- _Exercise details_: Determine which lines of the records include the word "that", and copy them.

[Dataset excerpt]

·····

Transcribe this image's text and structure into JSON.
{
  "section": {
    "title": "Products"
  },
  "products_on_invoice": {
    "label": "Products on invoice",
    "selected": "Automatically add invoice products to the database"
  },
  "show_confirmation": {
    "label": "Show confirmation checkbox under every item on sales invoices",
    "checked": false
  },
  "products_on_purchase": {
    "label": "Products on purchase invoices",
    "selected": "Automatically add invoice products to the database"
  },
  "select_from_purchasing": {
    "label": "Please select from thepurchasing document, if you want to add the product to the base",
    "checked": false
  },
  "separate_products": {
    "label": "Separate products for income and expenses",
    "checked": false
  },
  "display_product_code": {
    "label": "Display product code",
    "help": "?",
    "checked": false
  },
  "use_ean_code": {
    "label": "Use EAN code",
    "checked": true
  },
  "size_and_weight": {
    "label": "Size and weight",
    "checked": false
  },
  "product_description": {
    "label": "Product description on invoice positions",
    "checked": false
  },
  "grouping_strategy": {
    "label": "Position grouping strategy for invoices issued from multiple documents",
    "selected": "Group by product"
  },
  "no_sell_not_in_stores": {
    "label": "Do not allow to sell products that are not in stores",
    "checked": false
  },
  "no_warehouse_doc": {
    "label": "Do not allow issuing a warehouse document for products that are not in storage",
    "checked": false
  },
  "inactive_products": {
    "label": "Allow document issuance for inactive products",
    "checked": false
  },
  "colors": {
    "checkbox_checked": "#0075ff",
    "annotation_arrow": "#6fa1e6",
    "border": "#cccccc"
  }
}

·····

- _Result of the exercise_:
    "label": "Do not allow to sell products that are not in stores",
    "label": "Do not allow issuing a warehouse document for products that are not in storage",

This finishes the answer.